> _FRAGMENTO DEL DOCUMENTO_
Sed perfectos como es perfecto vuestro Padre celestial
Hoy, Cristo nos invita a amar. Amar sin medida, que es la medida del Amor verdadero. Dios es Amor, «que hace salir su sol sobre malos y buenos, y llover sobre justos e injustos» (Mt 5,45). Y el hombre, chispa de Dios, ha de luchar para asemejarse a Él cada día, «para que seáis hijos de vuestro Padre celestial» (Mt 5,45). ¿Dónde encontramos el rostro de Cristo? En los otros, en el prójimo más cercano. Es muy fácil compadecerse de los niños hambrientos de Etiopía cuando los vemos por la TV, o de los inmigrantes que llegan cada día a nuestras playas. Pero, ¿y los de casa? ¿y nuestros compañeros de trabajo? ¿y aquella parienta lejana que está sola y que podríamos ir a hacerle un rato de compañía? Los otros, ¿cómo los tratamos? ¿cómo los amamos? ¿qué actos de servicio concretos tenemos con ellos cada día?

Es muy fácil amar a quien nos ama. Pero el Señor nos invita a ir más allá, porque «si amáis a los que os aman, ¿qué recompensa vais a tener?» (Mt 5,46). ¡Amar a nuestros enemigos! Amar aquellas personas que sabemos —con certeza— que nunca nos devolverán ni el afecto, ni la sonrisa, ni aquel favor. Sencillamente porque nos ignoran. El cristiano, todo cristiano, no puede amar de manera “interesada”; no ha de dar un trozo de pan, una limosna al del semáforo. Se ha de dar él mismo. El Señor, muriéndose en la Cruz, perdona a quienes le crucifican. Ni un reproche, ni una queja, ni un mal gesto...

> _DATOS PROPORCIONADOS_

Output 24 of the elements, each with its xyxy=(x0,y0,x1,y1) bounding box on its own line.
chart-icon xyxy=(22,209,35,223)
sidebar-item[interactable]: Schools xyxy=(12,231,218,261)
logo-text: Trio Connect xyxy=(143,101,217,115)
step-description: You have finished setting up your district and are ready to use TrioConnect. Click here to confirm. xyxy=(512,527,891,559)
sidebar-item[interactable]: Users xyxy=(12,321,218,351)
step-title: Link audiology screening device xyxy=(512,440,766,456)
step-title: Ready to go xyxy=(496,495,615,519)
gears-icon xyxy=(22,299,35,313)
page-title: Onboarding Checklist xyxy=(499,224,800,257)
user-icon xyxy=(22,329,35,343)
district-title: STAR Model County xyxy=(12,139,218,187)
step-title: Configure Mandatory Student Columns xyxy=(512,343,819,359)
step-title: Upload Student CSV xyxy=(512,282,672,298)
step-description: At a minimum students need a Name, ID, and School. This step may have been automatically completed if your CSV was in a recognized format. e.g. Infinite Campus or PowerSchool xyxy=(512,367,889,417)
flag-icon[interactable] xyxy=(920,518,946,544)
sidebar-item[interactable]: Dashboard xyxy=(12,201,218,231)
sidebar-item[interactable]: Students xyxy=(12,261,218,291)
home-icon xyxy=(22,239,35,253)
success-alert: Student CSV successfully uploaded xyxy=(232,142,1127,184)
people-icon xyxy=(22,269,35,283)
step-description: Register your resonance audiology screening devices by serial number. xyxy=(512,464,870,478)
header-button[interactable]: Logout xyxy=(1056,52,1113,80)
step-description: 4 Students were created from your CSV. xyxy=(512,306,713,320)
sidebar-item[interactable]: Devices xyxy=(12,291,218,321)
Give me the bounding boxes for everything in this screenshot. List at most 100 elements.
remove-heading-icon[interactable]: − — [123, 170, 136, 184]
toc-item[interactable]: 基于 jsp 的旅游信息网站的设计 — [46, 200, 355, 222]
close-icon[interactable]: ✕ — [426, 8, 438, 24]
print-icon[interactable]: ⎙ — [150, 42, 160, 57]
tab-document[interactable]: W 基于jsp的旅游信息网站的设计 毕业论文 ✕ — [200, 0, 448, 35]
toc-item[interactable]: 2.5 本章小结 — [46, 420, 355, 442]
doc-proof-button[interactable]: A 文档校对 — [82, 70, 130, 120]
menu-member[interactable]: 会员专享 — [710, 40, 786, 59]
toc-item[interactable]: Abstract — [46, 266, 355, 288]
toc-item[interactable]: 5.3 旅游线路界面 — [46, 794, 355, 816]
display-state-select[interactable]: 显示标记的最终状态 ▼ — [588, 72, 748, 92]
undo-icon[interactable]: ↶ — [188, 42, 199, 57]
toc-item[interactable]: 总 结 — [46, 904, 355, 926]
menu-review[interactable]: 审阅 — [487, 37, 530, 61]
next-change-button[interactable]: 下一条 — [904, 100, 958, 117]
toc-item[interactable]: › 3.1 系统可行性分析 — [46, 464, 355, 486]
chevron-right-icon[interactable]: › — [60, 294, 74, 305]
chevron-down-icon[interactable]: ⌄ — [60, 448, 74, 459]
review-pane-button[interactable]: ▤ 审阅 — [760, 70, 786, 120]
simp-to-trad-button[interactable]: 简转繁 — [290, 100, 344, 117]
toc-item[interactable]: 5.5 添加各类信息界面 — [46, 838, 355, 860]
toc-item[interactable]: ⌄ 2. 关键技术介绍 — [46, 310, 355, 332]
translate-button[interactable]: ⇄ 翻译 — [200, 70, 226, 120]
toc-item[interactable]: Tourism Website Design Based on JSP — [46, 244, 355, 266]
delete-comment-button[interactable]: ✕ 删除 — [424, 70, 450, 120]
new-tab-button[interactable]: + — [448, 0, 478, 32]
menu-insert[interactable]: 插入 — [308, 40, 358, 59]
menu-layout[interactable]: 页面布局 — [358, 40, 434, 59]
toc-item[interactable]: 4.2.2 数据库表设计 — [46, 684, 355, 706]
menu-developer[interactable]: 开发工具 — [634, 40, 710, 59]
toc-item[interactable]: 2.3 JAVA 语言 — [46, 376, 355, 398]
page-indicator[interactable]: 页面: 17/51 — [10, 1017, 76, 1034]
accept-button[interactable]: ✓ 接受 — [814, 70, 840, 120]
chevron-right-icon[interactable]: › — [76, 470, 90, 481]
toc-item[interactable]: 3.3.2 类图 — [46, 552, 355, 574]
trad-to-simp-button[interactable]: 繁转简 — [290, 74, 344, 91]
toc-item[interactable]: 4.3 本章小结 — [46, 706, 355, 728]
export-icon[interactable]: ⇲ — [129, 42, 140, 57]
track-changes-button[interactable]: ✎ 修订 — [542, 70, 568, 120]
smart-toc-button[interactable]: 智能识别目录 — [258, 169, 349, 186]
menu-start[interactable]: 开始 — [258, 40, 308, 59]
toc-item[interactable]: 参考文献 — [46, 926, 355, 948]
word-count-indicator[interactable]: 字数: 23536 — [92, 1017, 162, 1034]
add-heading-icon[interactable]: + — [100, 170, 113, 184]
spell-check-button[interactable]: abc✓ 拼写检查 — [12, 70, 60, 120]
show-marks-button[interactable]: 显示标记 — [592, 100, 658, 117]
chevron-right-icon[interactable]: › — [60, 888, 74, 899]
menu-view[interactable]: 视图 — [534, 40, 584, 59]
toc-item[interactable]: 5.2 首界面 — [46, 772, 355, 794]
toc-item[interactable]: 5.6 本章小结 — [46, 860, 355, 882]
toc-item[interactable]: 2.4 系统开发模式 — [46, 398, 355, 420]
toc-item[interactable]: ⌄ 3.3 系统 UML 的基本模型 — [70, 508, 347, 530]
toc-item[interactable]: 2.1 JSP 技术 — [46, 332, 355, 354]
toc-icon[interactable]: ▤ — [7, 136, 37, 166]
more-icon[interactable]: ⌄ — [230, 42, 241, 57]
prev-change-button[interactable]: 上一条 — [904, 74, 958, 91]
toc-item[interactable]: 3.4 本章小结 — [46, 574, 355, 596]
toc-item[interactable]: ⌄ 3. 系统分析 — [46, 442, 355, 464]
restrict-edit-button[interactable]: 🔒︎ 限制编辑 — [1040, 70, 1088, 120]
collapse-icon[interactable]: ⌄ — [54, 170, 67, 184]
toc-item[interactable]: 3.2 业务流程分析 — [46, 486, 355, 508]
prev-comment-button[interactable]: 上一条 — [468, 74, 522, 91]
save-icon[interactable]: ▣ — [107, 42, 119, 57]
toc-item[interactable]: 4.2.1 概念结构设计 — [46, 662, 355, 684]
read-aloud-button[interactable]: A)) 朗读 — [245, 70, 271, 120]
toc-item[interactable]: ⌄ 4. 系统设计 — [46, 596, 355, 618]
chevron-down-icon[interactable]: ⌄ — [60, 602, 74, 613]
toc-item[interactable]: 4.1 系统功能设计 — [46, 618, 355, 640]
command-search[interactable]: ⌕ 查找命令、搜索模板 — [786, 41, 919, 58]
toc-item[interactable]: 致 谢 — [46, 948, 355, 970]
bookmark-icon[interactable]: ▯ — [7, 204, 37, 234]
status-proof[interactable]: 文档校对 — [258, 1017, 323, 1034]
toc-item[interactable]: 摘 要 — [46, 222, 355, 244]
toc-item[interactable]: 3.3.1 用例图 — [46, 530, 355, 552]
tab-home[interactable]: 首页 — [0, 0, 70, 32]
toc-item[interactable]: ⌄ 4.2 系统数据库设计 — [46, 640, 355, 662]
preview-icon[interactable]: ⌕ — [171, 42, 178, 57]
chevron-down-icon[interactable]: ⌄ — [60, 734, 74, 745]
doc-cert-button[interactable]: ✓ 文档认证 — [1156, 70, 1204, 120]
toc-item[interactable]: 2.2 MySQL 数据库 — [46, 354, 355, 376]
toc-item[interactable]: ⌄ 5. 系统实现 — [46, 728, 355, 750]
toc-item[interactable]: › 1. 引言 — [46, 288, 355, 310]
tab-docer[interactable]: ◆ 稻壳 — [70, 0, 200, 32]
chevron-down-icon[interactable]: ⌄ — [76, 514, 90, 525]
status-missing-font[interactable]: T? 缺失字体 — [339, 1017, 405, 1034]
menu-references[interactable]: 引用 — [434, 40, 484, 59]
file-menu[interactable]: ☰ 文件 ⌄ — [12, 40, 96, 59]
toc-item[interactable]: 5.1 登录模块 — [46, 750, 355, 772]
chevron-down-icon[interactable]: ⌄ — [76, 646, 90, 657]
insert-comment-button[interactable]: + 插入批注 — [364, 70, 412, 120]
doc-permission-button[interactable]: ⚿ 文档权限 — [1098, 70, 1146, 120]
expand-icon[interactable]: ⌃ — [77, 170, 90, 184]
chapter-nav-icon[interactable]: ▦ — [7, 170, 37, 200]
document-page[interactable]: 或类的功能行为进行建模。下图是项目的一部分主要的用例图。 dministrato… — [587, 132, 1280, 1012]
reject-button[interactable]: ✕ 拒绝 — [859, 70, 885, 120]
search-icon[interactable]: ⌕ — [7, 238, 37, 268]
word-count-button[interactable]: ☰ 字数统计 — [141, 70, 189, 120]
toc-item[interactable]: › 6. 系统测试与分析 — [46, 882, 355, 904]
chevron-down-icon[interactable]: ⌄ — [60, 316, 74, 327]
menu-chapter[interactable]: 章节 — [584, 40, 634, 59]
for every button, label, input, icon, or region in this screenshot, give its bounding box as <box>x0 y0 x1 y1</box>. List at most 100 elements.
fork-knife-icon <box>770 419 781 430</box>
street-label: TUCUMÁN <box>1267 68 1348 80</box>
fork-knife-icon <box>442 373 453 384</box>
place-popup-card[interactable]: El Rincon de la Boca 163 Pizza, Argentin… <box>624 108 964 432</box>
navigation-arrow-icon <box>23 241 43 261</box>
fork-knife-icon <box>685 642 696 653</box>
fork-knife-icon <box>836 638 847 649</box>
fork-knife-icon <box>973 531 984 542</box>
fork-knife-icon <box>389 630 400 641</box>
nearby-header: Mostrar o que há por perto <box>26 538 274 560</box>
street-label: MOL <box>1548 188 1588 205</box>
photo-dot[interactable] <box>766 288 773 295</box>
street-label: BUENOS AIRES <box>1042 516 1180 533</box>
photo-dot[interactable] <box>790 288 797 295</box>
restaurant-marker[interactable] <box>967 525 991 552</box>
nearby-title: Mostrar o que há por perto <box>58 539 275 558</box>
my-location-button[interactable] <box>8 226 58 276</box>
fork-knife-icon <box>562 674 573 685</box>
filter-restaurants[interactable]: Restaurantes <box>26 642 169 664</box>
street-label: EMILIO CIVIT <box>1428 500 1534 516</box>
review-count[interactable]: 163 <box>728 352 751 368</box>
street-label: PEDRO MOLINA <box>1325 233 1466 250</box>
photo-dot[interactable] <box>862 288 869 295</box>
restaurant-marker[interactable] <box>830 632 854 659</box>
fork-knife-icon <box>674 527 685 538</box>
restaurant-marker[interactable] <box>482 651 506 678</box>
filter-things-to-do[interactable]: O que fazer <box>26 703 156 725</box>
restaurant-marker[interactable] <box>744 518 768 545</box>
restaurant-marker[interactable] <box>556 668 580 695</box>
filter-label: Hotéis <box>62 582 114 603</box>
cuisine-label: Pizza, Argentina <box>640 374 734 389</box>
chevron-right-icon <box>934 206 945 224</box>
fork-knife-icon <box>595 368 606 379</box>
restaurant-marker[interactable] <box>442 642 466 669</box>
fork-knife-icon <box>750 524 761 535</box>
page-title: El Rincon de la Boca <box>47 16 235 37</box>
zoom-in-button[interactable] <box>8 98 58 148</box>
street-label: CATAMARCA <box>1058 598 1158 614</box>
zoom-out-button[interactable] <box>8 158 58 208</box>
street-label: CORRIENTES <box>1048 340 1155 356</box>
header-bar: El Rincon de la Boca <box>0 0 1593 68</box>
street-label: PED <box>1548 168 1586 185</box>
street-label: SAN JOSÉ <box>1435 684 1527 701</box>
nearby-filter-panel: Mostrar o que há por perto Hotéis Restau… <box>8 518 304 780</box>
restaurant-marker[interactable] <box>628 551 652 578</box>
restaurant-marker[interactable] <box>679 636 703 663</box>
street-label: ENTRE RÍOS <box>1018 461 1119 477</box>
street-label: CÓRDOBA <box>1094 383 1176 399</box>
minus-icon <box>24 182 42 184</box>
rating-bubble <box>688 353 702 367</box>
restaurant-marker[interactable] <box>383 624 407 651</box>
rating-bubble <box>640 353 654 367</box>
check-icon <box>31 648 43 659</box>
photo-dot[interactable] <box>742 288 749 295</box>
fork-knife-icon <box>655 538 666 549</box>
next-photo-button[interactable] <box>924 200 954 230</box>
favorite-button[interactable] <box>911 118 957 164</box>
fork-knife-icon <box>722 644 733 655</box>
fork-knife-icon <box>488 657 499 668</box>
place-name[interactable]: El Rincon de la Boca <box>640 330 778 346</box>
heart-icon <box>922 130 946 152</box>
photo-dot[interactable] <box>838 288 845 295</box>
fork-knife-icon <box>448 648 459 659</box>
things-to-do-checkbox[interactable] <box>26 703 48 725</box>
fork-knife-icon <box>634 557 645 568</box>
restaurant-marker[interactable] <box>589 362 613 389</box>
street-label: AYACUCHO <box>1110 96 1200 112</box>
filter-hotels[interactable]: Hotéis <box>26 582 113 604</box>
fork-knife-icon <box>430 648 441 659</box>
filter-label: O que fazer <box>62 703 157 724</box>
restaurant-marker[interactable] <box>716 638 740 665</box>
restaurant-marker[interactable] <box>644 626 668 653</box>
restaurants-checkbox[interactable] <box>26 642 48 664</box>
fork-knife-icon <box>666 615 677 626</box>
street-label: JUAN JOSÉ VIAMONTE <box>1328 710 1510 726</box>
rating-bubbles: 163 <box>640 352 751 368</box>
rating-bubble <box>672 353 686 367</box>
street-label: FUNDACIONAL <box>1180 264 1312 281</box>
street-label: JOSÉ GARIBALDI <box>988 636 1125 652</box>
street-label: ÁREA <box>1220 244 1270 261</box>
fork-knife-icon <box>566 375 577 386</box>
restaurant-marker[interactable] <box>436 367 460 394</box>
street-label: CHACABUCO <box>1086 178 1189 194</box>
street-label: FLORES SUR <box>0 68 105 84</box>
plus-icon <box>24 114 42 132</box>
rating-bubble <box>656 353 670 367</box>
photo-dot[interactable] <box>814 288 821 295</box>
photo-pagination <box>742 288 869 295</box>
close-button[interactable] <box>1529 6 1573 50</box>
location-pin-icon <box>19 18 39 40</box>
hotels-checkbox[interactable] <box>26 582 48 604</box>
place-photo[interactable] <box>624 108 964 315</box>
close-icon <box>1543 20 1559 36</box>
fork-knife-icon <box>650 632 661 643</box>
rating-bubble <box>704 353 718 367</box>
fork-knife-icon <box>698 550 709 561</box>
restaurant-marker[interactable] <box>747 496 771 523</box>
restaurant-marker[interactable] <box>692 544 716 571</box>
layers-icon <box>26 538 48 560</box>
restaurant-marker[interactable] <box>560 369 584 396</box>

> _EJERCICIO A_
En el fragmento sobre el amor cristiano, ¿qué hace el Señor mientras muere en la Cruz?
> _EJERCICIO B_
Reanuda el fragmento sobre el amor cristiano justo después de su última frase.
Los registros no desempeñan ningún papel aquí.

> _RESPUESTA ESCRITA A_
Perdona a quienes le crucifican.

> _RESPUESTA ESCRITA B_
Amar sin esperar nada a cambio. A la hora de amar tenemos que enterrar las calculadoras. La perfección es amar sin medida. La perfección la tenemos en nuestras manos en medio del mundo, en medio de nuestras ocupaciones diarias. Haciendo lo que toca en cada momento, no lo que nos viene de gusto. La Madre de Dios, en las bodas de Caná de Galilea, se da cuenta de que los invitados no tienen vino. Y se avanza. Y le pide al Señor que haga el milagro. Pidámosle hoy el milagro de saberlo descubrir en las necesidades de los otros.


Otro comentario: Rev. D. Àngel CALDAS i Bosch (Salt, Girona, España)

La llamada universal a la santidad
Hoy, estos versículos del Evangelio se integran en el capítulo de las Bienaventuranzas y con la misma radicalidad. Es la novedad entrañable de la doctrina y del corazón de Cristo: amar a los enemigos y rezar por los que nos persiguen. Él sabía que esto era difícil de "digerir".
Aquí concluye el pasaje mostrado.